WHAT IS EXPECTED :: Quote the records beneath, complete and exact. Leave out images.

[Extracted records]
---------------
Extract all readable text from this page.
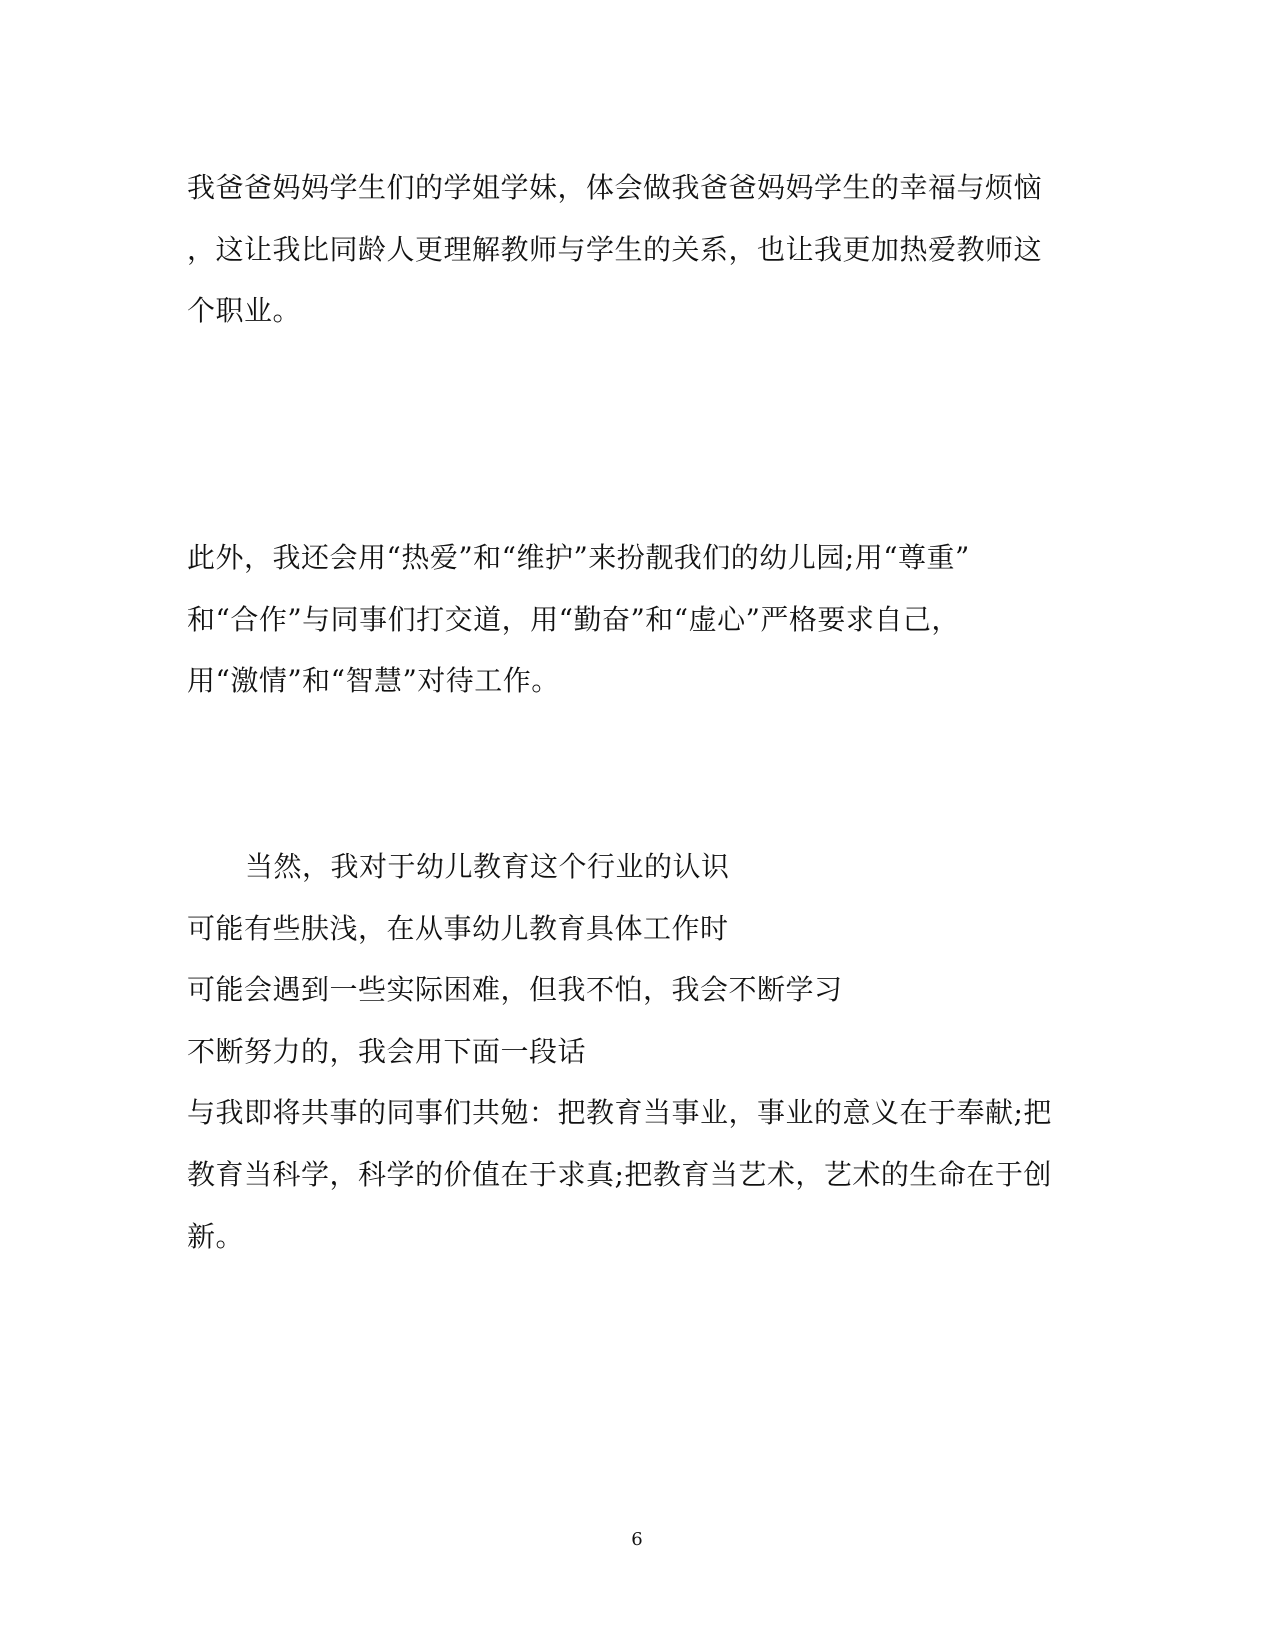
我爸爸妈妈学生们的学姐学妹，体会做我爸爸妈妈学生的幸福与烦恼
，这让我比同龄人更理解教师与学生的关系，也让我更加热爱教师这
个职业。
此外，我还会用“热爱”和“维护”来扮靓我们的幼儿园;用“尊重”
和“合作”与同事们打交道，用“勤奋”和“虚心”严格要求自己，
用“激情”和“智慧”对待工作。
当然，我对于幼儿教育这个行业的认识
可能有些肤浅，在从事幼儿教育具体工作时
可能会遇到一些实际困难，但我不怕，我会不断学习
不断努力的，我会用下面一段话
与我即将共事的同事们共勉：把教育当事业，事业的意义在于奉献;把
教育当科学，科学的价值在于求真;把教育当艺术，艺术的生命在于创
新。
6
---------------
REPLY TO THE EXERCISE ::
Extract all readable text from this page.
我爸爸妈妈学生们的学姐学妹，体会做我爸爸妈妈学生的幸福与烦恼
，这让我比同龄人更理解教师与学生的关系，也让我更加热爱教师这
个职业。
此外，我还会用“热爱”和“维护”来扮靓我们的幼儿园;用“尊重”
和“合作”与同事们打交道，用“勤奋”和“虚心”严格要求自己，
用“激情”和“智慧”对待工作。
当然，我对于幼儿教育这个行业的认识
可能有些肤浅，在从事幼儿教育具体工作时
可能会遇到一些实际困难，但我不怕，我会不断学习
不断努力的，我会用下面一段话
与我即将共事的同事们共勉：把教育当事业，事业的意义在于奉献;把
教育当科学，科学的价值在于求真;把教育当艺术，艺术的生命在于创
新。
6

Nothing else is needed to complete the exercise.